• Task: Transcribe, word for word, the line containing "What text is on this page?" and each line following it through the end of the listing below. Omit all other lines.

• Stored records:

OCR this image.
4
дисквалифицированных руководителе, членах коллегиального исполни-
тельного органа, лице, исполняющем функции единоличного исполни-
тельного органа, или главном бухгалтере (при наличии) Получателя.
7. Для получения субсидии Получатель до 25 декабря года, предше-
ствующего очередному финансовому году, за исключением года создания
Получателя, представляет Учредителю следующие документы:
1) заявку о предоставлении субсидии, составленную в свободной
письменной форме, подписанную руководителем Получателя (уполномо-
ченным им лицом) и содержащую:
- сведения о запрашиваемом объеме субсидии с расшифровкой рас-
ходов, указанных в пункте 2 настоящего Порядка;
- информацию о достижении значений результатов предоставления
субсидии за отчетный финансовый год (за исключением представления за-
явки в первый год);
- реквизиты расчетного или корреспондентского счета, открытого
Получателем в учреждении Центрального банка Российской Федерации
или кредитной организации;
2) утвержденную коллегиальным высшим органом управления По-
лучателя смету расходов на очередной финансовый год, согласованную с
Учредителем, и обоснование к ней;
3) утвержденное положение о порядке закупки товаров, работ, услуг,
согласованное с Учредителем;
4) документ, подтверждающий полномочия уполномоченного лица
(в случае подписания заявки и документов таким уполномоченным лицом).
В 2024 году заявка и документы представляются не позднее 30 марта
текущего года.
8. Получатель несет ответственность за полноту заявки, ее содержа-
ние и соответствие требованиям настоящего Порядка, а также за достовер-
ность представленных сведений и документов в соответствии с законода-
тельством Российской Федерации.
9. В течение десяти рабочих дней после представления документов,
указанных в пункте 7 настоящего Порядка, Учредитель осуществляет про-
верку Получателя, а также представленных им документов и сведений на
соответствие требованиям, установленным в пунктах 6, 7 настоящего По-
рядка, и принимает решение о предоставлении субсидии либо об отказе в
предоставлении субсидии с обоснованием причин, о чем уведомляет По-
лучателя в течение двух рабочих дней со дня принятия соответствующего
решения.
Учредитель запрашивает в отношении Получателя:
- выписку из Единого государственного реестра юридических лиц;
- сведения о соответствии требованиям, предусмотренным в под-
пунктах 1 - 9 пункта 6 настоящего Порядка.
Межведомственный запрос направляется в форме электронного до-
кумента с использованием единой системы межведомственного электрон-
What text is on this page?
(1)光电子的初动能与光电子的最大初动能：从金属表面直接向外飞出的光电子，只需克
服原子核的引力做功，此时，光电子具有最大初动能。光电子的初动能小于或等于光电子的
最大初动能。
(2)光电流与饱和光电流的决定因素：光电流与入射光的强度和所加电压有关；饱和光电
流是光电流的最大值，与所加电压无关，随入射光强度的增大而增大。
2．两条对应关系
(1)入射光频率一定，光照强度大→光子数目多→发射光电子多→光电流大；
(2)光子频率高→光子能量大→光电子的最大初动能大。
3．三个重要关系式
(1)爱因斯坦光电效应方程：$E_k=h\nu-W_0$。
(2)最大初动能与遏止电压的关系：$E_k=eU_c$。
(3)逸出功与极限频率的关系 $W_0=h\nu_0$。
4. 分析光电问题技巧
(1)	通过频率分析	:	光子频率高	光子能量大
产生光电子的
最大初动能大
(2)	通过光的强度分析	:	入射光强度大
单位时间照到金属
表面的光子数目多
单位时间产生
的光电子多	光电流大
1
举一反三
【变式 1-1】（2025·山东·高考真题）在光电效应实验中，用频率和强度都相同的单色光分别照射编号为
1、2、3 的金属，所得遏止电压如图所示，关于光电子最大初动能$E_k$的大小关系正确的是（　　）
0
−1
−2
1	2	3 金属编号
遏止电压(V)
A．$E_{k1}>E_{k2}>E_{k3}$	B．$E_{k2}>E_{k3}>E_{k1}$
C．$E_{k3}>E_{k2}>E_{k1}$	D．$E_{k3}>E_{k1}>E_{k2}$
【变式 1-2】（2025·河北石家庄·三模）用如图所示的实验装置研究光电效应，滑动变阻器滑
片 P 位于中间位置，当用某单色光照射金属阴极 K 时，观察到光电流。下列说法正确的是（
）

• Exercise answer:
What text is on this page?
(1)光电子的初动能与光电子的最大初动能：从金属表面直接向外飞出的光电子，只需克
服原子核的引力做功，此时，光电子具有最大初动能。光电子的初动能小于或等于光电子的
最大初动能。
(2)光电流与饱和光电流的决定因素：光电流与入射光的强度和所加电压有关；饱和光电
流是光电流的最大值，与所加电压无关，随入射光强度的增大而增大。
2．两条对应关系
(1)入射光频率一定，光照强度大→光子数目多→发射光电子多→光电流大；
(2)光子频率高→光子能量大→光电子的最大初动能大。
3．三个重要关系式
(1)爱因斯坦光电效应方程：$E_k=h\nu-W_0$。
(2)最大初动能与遏止电压的关系：$E_k=eU_c$。
(3)逸出功与极限频率的关系 $W_0=h\nu_0$。
4. 分析光电问题技巧
(1)	通过频率分析	:	光子频率高	光子能量大
产生光电子的
最大初动能大
(2)	通过光的强度分析	:	入射光强度大
单位时间照到金属
表面的光子数目多
单位时间产生
的光电子多	光电流大
1
举一反三
【变式 1-1】（2025·山东·高考真题）在光电效应实验中，用频率和强度都相同的单色光分别照射编号为
1、2、3 的金属，所得遏止电压如图所示，关于光电子最大初动能$E_k$的大小关系正确的是（　　）
0
−1
−2
1	2	3 金属编号
遏止电压(V)
A．$E_{k1}>E_{k2}>E_{k3}$	B．$E_{k2}>E_{k3}>E_{k1}$
C．$E_{k3}>E_{k2}>E_{k1}$	D．$E_{k3}>E_{k1}>E_{k2}$
【变式 1-2】（2025·河北石家庄·三模）用如图所示的实验装置研究光电效应，滑动变阻器滑
片 P 位于中间位置，当用某单色光照射金属阴极 K 时，观察到光电流。下列说法正确的是（
）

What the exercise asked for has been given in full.